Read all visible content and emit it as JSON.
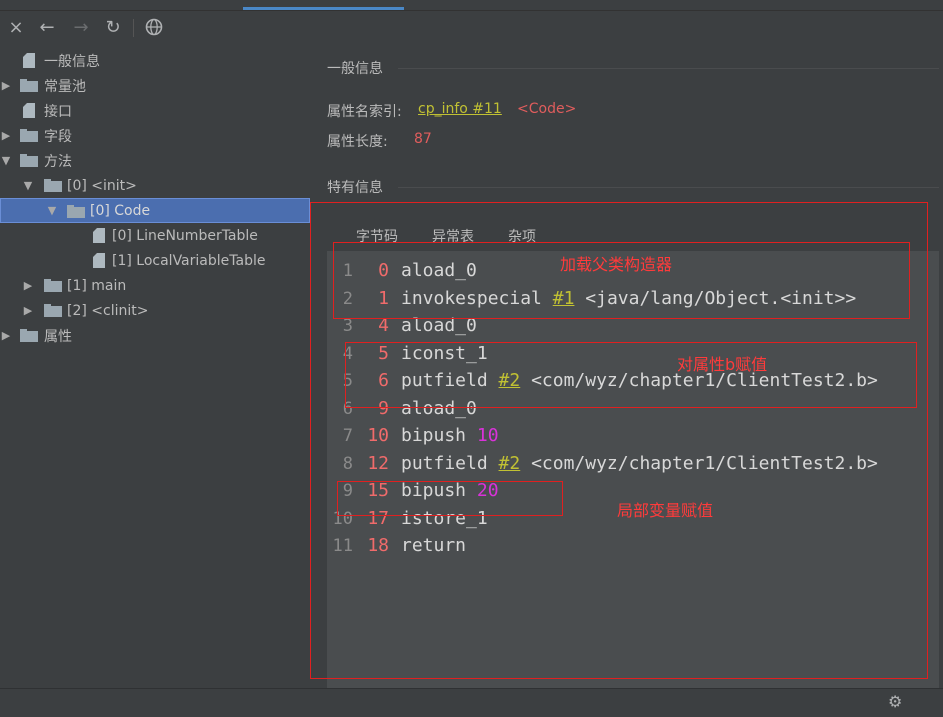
{
  "toolbar": {
    "close_icon": "×",
    "back_icon": "←",
    "forward_icon": "→",
    "refresh_icon": "↻",
    "web_icon": "globe"
  },
  "tree": [
    {
      "label": "一般信息",
      "type": "file"
    },
    {
      "label": "常量池",
      "type": "folder"
    },
    {
      "label": "接口",
      "type": "file"
    },
    {
      "label": "字段",
      "type": "folder"
    },
    {
      "label": "方法",
      "type": "folder"
    },
    {
      "label": "[0] <init>",
      "type": "folder"
    },
    {
      "label": "[0] Code",
      "type": "folder",
      "selected": true
    },
    {
      "label": "[0] LineNumberTable",
      "type": "file"
    },
    {
      "label": "[1] LocalVariableTable",
      "type": "file"
    },
    {
      "label": "[1] main",
      "type": "folder"
    },
    {
      "label": "[2] <clinit>",
      "type": "folder"
    },
    {
      "label": "属性",
      "type": "folder"
    }
  ],
  "general": {
    "title": "一般信息",
    "name_index_label": "属性名索引:",
    "name_index_link": "cp_info #11",
    "name_index_value": "<Code>",
    "length_label": "属性长度:",
    "length_value": "87"
  },
  "specific": {
    "title": "特有信息",
    "tabs": [
      "字节码",
      "异常表",
      "杂项"
    ]
  },
  "code": [
    {
      "line": "1",
      "offset": "0",
      "op": "aload_0"
    },
    {
      "line": "2",
      "offset": "1",
      "op": "invokespecial",
      "ref": "#1",
      "arg": "<java/lang/Object.<init>>"
    },
    {
      "line": "3",
      "offset": "4",
      "op": "aload_0"
    },
    {
      "line": "4",
      "offset": "5",
      "op": "iconst_1"
    },
    {
      "line": "5",
      "offset": "6",
      "op": "putfield",
      "ref": "#2",
      "arg": "<com/wyz/chapter1/ClientTest2.b>"
    },
    {
      "line": "6",
      "offset": "9",
      "op": "aload_0"
    },
    {
      "line": "7",
      "offset": "10",
      "op": "bipush",
      "const": "10"
    },
    {
      "line": "8",
      "offset": "12",
      "op": "putfield",
      "ref": "#2",
      "arg": "<com/wyz/chapter1/ClientTest2.b>"
    },
    {
      "line": "9",
      "offset": "15",
      "op": "bipush",
      "const": "20"
    },
    {
      "line": "10",
      "offset": "17",
      "op": "istore_1"
    },
    {
      "line": "11",
      "offset": "18",
      "op": "return"
    }
  ],
  "annotations": {
    "super_ctor": "加载父类构造器",
    "assign_field": "对属性b赋值",
    "assign_local": "局部变量赋值"
  },
  "colors": {
    "background": "#3c3f41",
    "selection": "#4b6eaf",
    "link": "#c1c133",
    "offset": "#f06b6b",
    "constant": "#d932d9",
    "annotation": "#ff3b3b"
  }
}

#### Task requirements:
Repeat the material verbatim. Do not carry over any picture.

#### Expected answer:
Read all visible content and emit it as JSON.
{
  "toolbar": {
    "close_icon": "×",
    "back_icon": "←",
    "forward_icon": "→",
    "refresh_icon": "↻",
    "web_icon": "globe"
  },
  "tree": [
    {
      "label": "一般信息",
      "type": "file"
    },
    {
      "label": "常量池",
      "type": "folder"
    },
    {
      "label": "接口",
      "type": "file"
    },
    {
      "label": "字段",
      "type": "folder"
    },
    {
      "label": "方法",
      "type": "folder"
    },
    {
      "label": "[0] <init>",
      "type": "folder"
    },
    {
      "label": "[0] Code",
      "type": "folder",
      "selected": true
    },
    {
      "label": "[0] LineNumberTable",
      "type": "file"
    },
    {
      "label": "[1] LocalVariableTable",
      "type": "file"
    },
    {
      "label": "[1] main",
      "type": "folder"
    },
    {
      "label": "[2] <clinit>",
      "type": "folder"
    },
    {
      "label": "属性",
      "type": "folder"
    }
  ],
  "general": {
    "title": "一般信息",
    "name_index_label": "属性名索引:",
    "name_index_link": "cp_info #11",
    "name_index_value": "<Code>",
    "length_label": "属性长度:",
    "length_value": "87"
  },
  "specific": {
    "title": "特有信息",
    "tabs": [
      "字节码",
      "异常表",
      "杂项"
    ]
  },
  "code": [
    {
      "line": "1",
      "offset": "0",
      "op": "aload_0"
    },
    {
      "line": "2",
      "offset": "1",
      "op": "invokespecial",
      "ref": "#1",
      "arg": "<java/lang/Object.<init>>"
    },
    {
      "line": "3",
      "offset": "4",
      "op": "aload_0"
    },
    {
      "line": "4",
      "offset": "5",
      "op": "iconst_1"
    },
    {
      "line": "5",
      "offset": "6",
      "op": "putfield",
      "ref": "#2",
      "arg": "<com/wyz/chapter1/ClientTest2.b>"
    },
    {
      "line": "6",
      "offset": "9",
      "op": "aload_0"
    },
    {
      "line": "7",
      "offset": "10",
      "op": "bipush",
      "const": "10"
    },
    {
      "line": "8",
      "offset": "12",
      "op": "putfield",
      "ref": "#2",
      "arg": "<com/wyz/chapter1/ClientTest2.b>"
    },
    {
      "line": "9",
      "offset": "15",
      "op": "bipush",
      "const": "20"
    },
    {
      "line": "10",
      "offset": "17",
      "op": "istore_1"
    },
    {
      "line": "11",
      "offset": "18",
      "op": "return"
    }
  ],
  "annotations": {
    "super_ctor": "加载父类构造器",
    "assign_field": "对属性b赋值",
    "assign_local": "局部变量赋值"
  },
  "colors": {
    "background": "#3c3f41",
    "selection": "#4b6eaf",
    "link": "#c1c133",
    "offset": "#f06b6b",
    "constant": "#d932d9",
    "annotation": "#ff3b3b"
  }
}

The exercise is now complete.